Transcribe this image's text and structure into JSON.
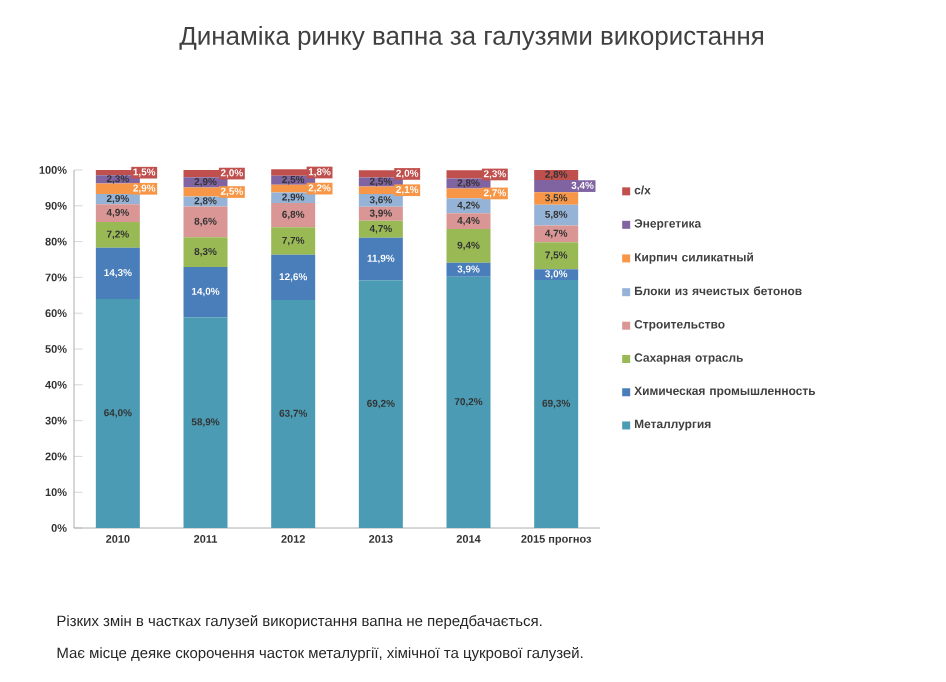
{
  "chart_data": {
    "type": "bar",
    "stacked": true,
    "title": "Динаміка ринку вапна за галузями використання",
    "categories": [
      "2010",
      "2011",
      "2012",
      "2013",
      "2014",
      "2015 прогноз"
    ],
    "ylim": [
      0,
      100
    ],
    "yticks": [
      {
        "value": 0,
        "label": "0%"
      },
      {
        "value": 10,
        "label": "10%"
      },
      {
        "value": 20,
        "label": "20%"
      },
      {
        "value": 30,
        "label": "30%"
      },
      {
        "value": 40,
        "label": "40%"
      },
      {
        "value": 50,
        "label": "50%"
      },
      {
        "value": 60,
        "label": "60%"
      },
      {
        "value": 70,
        "label": "70%"
      },
      {
        "value": 80,
        "label": "80%"
      },
      {
        "value": 90,
        "label": "90%"
      },
      {
        "value": 100,
        "label": "100%"
      }
    ],
    "legend": "right",
    "series": [
      {
        "name": "Металлургия",
        "color": "#4b9bb5",
        "values": [
          64.0,
          58.9,
          63.7,
          69.2,
          70.2,
          69.3
        ],
        "value_labels": [
          "64,0%",
          "58,9%",
          "63,7%",
          "69,2%",
          "70,2%",
          "69,3%"
        ]
      },
      {
        "name": "Химическая промышленность",
        "color": "#4a7ebb",
        "values": [
          14.3,
          14.0,
          12.6,
          11.9,
          3.9,
          3.0
        ],
        "value_labels": [
          "14,3%",
          "14,0%",
          "12,6%",
          "11,9%",
          "3,9%",
          "3,0%"
        ]
      },
      {
        "name": "Сахарная отрасль",
        "color": "#98b954",
        "values": [
          7.2,
          8.3,
          7.7,
          4.7,
          9.4,
          7.5
        ],
        "value_labels": [
          "7,2%",
          "8,3%",
          "7,7%",
          "4,7%",
          "9,4%",
          "7,5%"
        ]
      },
      {
        "name": "Строительство",
        "color": "#d99694",
        "values": [
          4.9,
          8.6,
          6.8,
          3.9,
          4.4,
          4.7
        ],
        "value_labels": [
          "4,9%",
          "8,6%",
          "6,8%",
          "3,9%",
          "4,4%",
          "4,7%"
        ]
      },
      {
        "name": "Блоки из ячеистых бетонов",
        "color": "#95b3d7",
        "values": [
          2.9,
          2.8,
          2.9,
          3.6,
          4.2,
          5.8
        ],
        "value_labels": [
          "2,9%",
          "2,8%",
          "2,9%",
          "3,6%",
          "4,2%",
          "5,8%"
        ]
      },
      {
        "name": "Кирпич силикатный",
        "color": "#f79646",
        "values": [
          2.9,
          2.5,
          2.2,
          2.1,
          2.7,
          3.5
        ],
        "value_labels": [
          "2,9%",
          "2,5%",
          "2,2%",
          "2,1%",
          "2,7%",
          "3,5%"
        ]
      },
      {
        "name": "Энергетика",
        "color": "#8064a2",
        "values": [
          2.3,
          2.9,
          2.5,
          2.5,
          2.8,
          3.4
        ],
        "value_labels": [
          "2,3%",
          "2,9%",
          "2,5%",
          "2,5%",
          "2,8%",
          "3,4%"
        ]
      },
      {
        "name": "с/х",
        "color": "#c0504d",
        "values": [
          1.5,
          2.0,
          1.8,
          2.0,
          2.3,
          2.8
        ],
        "value_labels": [
          "1,5%",
          "2,0%",
          "1,8%",
          "2,0%",
          "2,3%",
          "2,8%"
        ]
      }
    ],
    "annotations": [
      "Різких змін в частках галузей використання вапна не передбачається.",
      "Має місце деяке скорочення часток металургії, хімічної та цукрової галузей."
    ]
  }
}
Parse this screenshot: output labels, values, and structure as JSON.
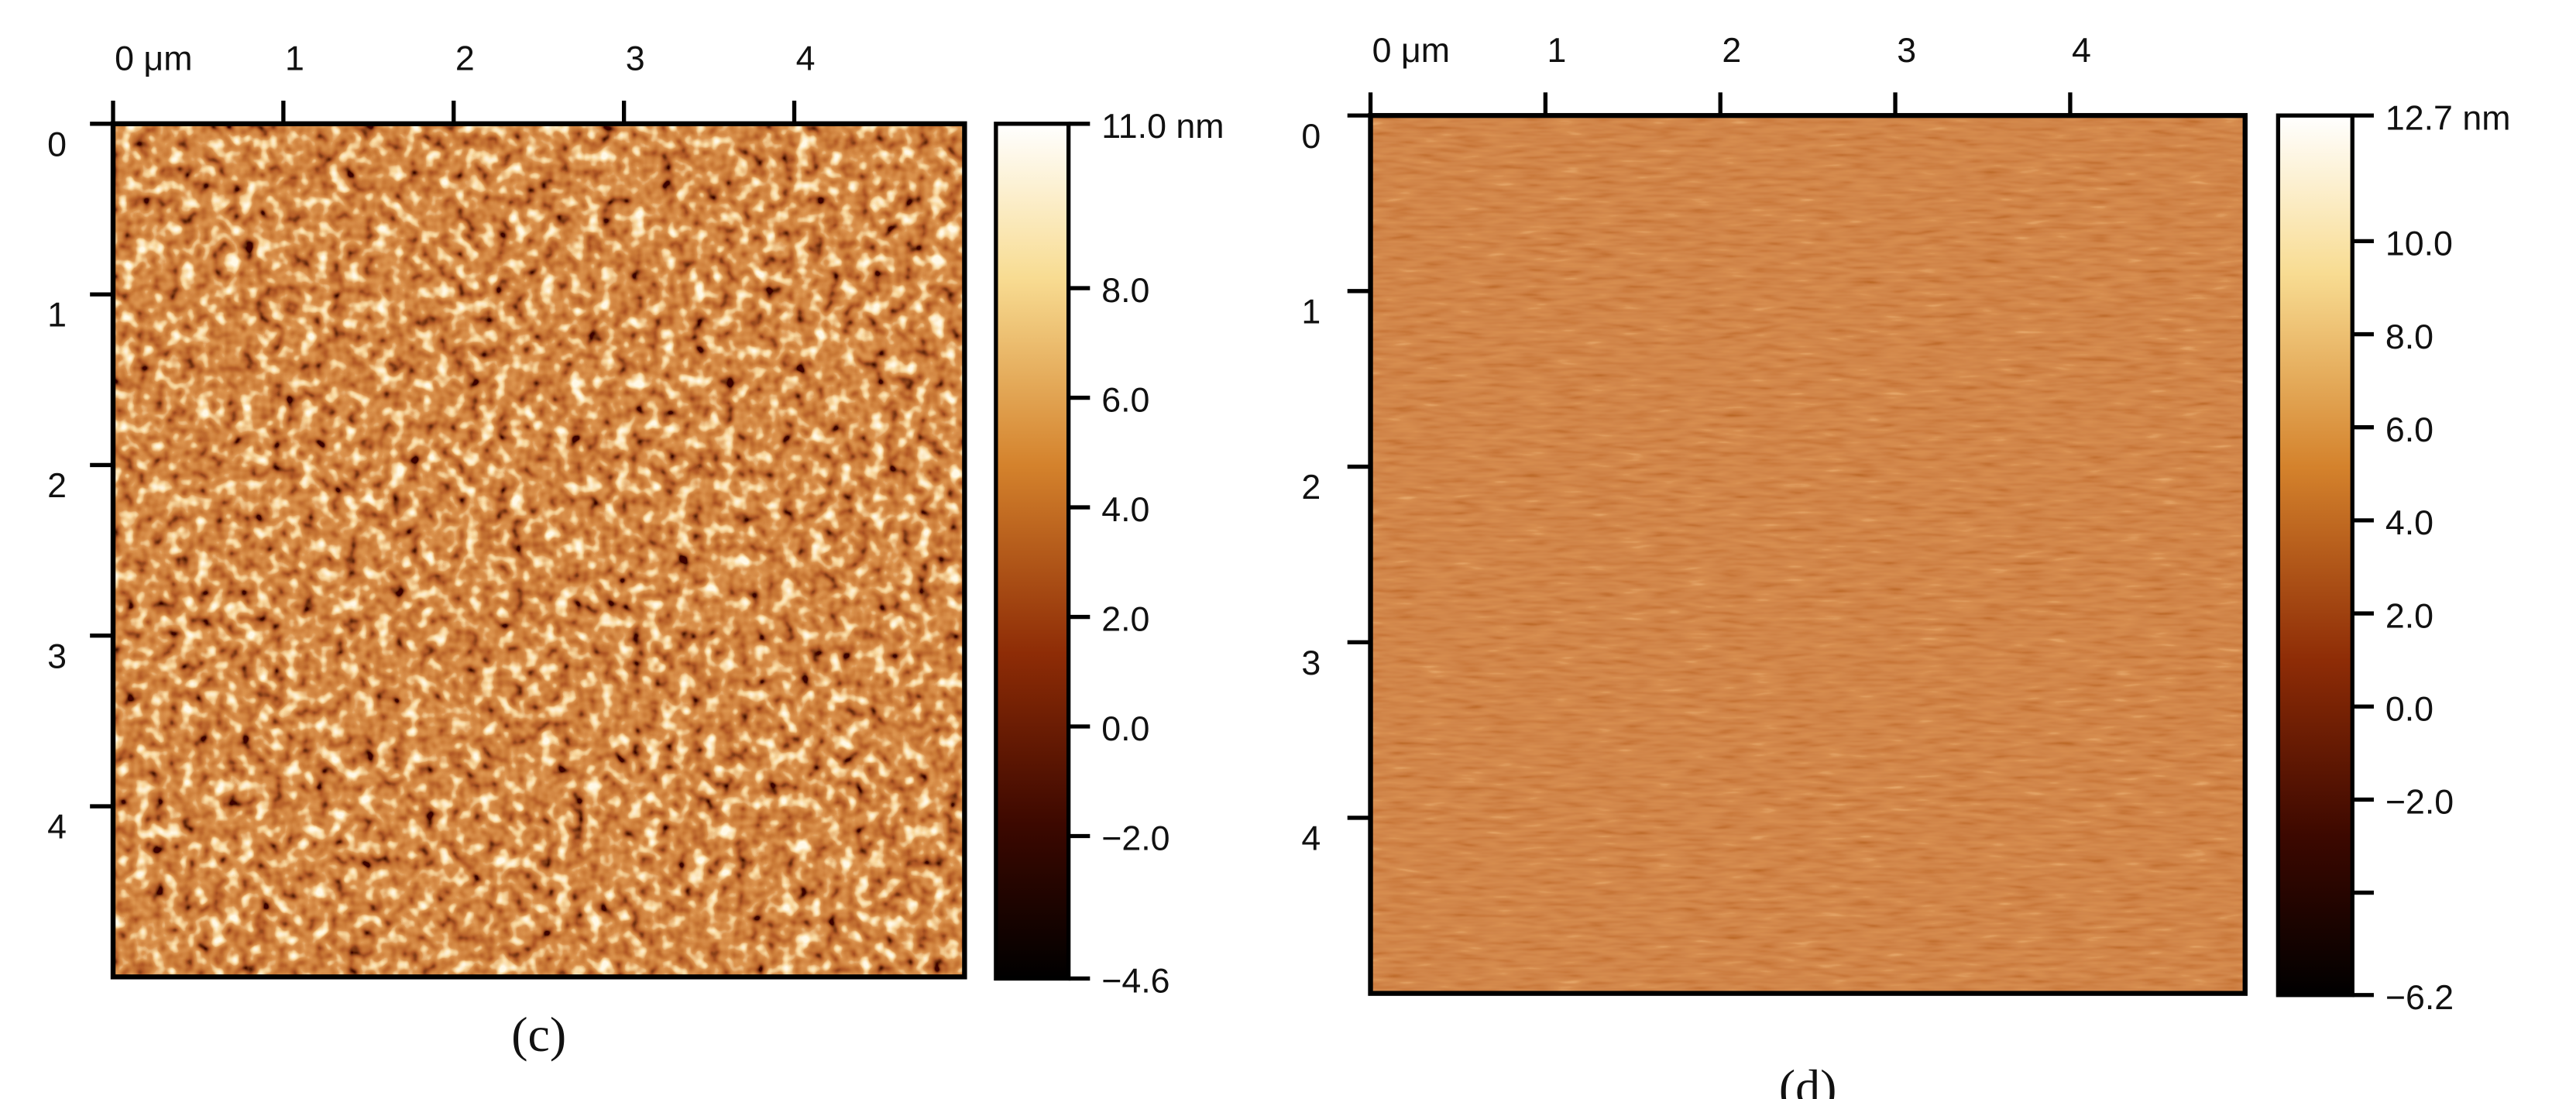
{
  "chart_data": [
    {
      "type": "image",
      "title": "(c)",
      "xlim": [
        0,
        5
      ],
      "xticks": [
        {
          "value": 0,
          "label": "0 μm"
        },
        1,
        2,
        3,
        4
      ],
      "ylim": [
        0,
        5
      ],
      "yticks": [
        0,
        1,
        2,
        3,
        4
      ],
      "y_inverted": true,
      "zlim": [
        -4.6,
        11.0
      ],
      "zticks": [
        {
          "value": 11.0,
          "label": "11.0 nm"
        },
        {
          "value": 8,
          "label": "8.0"
        },
        {
          "value": 6,
          "label": "6.0"
        },
        {
          "value": 4,
          "label": "4.0"
        },
        {
          "value": 2,
          "label": "2.0"
        },
        {
          "value": 0,
          "label": "0.0"
        },
        {
          "value": -2,
          "label": "−2.0"
        },
        {
          "value": -4.6,
          "label": "−4.6"
        }
      ]
    },
    {
      "type": "image",
      "title": "(d)",
      "xlim": [
        0,
        5
      ],
      "xticks": [
        {
          "value": 0,
          "label": "0 μm"
        },
        1,
        2,
        3,
        4
      ],
      "ylim": [
        0,
        5
      ],
      "yticks": [
        0,
        1,
        2,
        3,
        4
      ],
      "y_inverted": true,
      "zlim": [
        -6.2,
        12.7
      ],
      "zticks": [
        {
          "value": 12.7,
          "label": "12.7 nm"
        },
        {
          "value": 10,
          "label": "10.0"
        },
        {
          "value": 8,
          "label": "8.0"
        },
        {
          "value": 6,
          "label": "6.0"
        },
        {
          "value": 4,
          "label": "4.0"
        },
        {
          "value": 2,
          "label": "2.0"
        },
        {
          "value": 0,
          "label": "0.0"
        },
        {
          "value": -2,
          "label": "−2.0"
        },
        {
          "value": -4,
          "label": null
        },
        {
          "value": -6.2,
          "label": "−6.2"
        }
      ]
    }
  ]
}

▶ **Stated problem**
Leave the pictures out and reproduce each record exactly as written.

▶ **Final answer**
Transcribe this image's text and structure into JSON.
{
  "chart_data": {
    "type": "bar",
    "stacked": true,
    "title": "Динаміка ринку вапна за галузями використання",
    "categories": [
      "2010",
      "2011",
      "2012",
      "2013",
      "2014",
      "2015 прогноз"
    ],
    "ylim": [
      0,
      100
    ],
    "yticks": [
      {
        "value": 0,
        "label": "0%"
      },
      {
        "value": 10,
        "label": "10%"
      },
      {
        "value": 20,
        "label": "20%"
      },
      {
        "value": 30,
        "label": "30%"
      },
      {
        "value": 40,
        "label": "40%"
      },
      {
        "value": 50,
        "label": "50%"
      },
      {
        "value": 60,
        "label": "60%"
      },
      {
        "value": 70,
        "label": "70%"
      },
      {
        "value": 80,
        "label": "80%"
      },
      {
        "value": 90,
        "label": "90%"
      },
      {
        "value": 100,
        "label": "100%"
      }
    ],
    "legend": "right",
    "series": [
      {
        "name": "Металлургия",
        "color": "#4b9bb5",
        "values": [
          64.0,
          58.9,
          63.7,
          69.2,
          70.2,
          69.3
        ],
        "value_labels": [
          "64,0%",
          "58,9%",
          "63,7%",
          "69,2%",
          "70,2%",
          "69,3%"
        ]
      },
      {
        "name": "Химическая промышленность",
        "color": "#4a7ebb",
        "values": [
          14.3,
          14.0,
          12.6,
          11.9,
          3.9,
          3.0
        ],
        "value_labels": [
          "14,3%",
          "14,0%",
          "12,6%",
          "11,9%",
          "3,9%",
          "3,0%"
        ]
      },
      {
        "name": "Сахарная отрасль",
        "color": "#98b954",
        "values": [
          7.2,
          8.3,
          7.7,
          4.7,
          9.4,
          7.5
        ],
        "value_labels": [
          "7,2%",
          "8,3%",
          "7,7%",
          "4,7%",
          "9,4%",
          "7,5%"
        ]
      },
      {
        "name": "Строительство",
        "color": "#d99694",
        "values": [
          4.9,
          8.6,
          6.8,
          3.9,
          4.4,
          4.7
        ],
        "value_labels": [
          "4,9%",
          "8,6%",
          "6,8%",
          "3,9%",
          "4,4%",
          "4,7%"
        ]
      },
      {
        "name": "Блоки из ячеистых бетонов",
        "color": "#95b3d7",
        "values": [
          2.9,
          2.8,
          2.9,
          3.6,
          4.2,
          5.8
        ],
        "value_labels": [
          "2,9%",
          "2,8%",
          "2,9%",
          "3,6%",
          "4,2%",
          "5,8%"
        ]
      },
      {
        "name": "Кирпич силикатный",
        "color": "#f79646",
        "values": [
          2.9,
          2.5,
          2.2,
          2.1,
          2.7,
          3.5
        ],
        "value_labels": [
          "2,9%",
          "2,5%",
          "2,2%",
          "2,1%",
          "2,7%",
          "3,5%"
        ]
      },
      {
        "name": "Энергетика",
        "color": "#8064a2",
        "values": [
          2.3,
          2.9,
          2.5,
          2.5,
          2.8,
          3.4
        ],
        "value_labels": [
          "2,3%",
          "2,9%",
          "2,5%",
          "2,5%",
          "2,8%",
          "3,4%"
        ]
      },
      {
        "name": "с/х",
        "color": "#c0504d",
        "values": [
          1.5,
          2.0,
          1.8,
          2.0,
          2.3,
          2.8
        ],
        "value_labels": [
          "1,5%",
          "2,0%",
          "1,8%",
          "2,0%",
          "2,3%",
          "2,8%"
        ]
      }
    ],
    "annotations": [
      "Різких змін в частках галузей використання вапна не передбачається.",
      "Має місце деяке скорочення часток металургії, хімічної та цукрової галузей."
    ]
  }
}
Parse this screenshot: output labels, values, and structure as JSON.
{
  "chart_data": [
    {
      "type": "image",
      "title": "(c)",
      "xlim": [
        0,
        5
      ],
      "xticks": [
        {
          "value": 0,
          "label": "0 μm"
        },
        1,
        2,
        3,
        4
      ],
      "ylim": [
        0,
        5
      ],
      "yticks": [
        0,
        1,
        2,
        3,
        4
      ],
      "y_inverted": true,
      "zlim": [
        -4.6,
        11.0
      ],
      "zticks": [
        {
          "value": 11.0,
          "label": "11.0 nm"
        },
        {
          "value": 8,
          "label": "8.0"
        },
        {
          "value": 6,
          "label": "6.0"
        },
        {
          "value": 4,
          "label": "4.0"
        },
        {
          "value": 2,
          "label": "2.0"
        },
        {
          "value": 0,
          "label": "0.0"
        },
        {
          "value": -2,
          "label": "−2.0"
        },
        {
          "value": -4.6,
          "label": "−4.6"
        }
      ]
    },
    {
      "type": "image",
      "title": "(d)",
      "xlim": [
        0,
        5
      ],
      "xticks": [
        {
          "value": 0,
          "label": "0 μm"
        },
        1,
        2,
        3,
        4
      ],
      "ylim": [
        0,
        5
      ],
      "yticks": [
        0,
        1,
        2,
        3,
        4
      ],
      "y_inverted": true,
      "zlim": [
        -6.2,
        12.7
      ],
      "zticks": [
        {
          "value": 12.7,
          "label": "12.7 nm"
        },
        {
          "value": 10,
          "label": "10.0"
        },
        {
          "value": 8,
          "label": "8.0"
        },
        {
          "value": 6,
          "label": "6.0"
        },
        {
          "value": 4,
          "label": "4.0"
        },
        {
          "value": 2,
          "label": "2.0"
        },
        {
          "value": 0,
          "label": "0.0"
        },
        {
          "value": -2,
          "label": "−2.0"
        },
        {
          "value": -4,
          "label": null
        },
        {
          "value": -6.2,
          "label": "−6.2"
        }
      ]
    }
  ]
}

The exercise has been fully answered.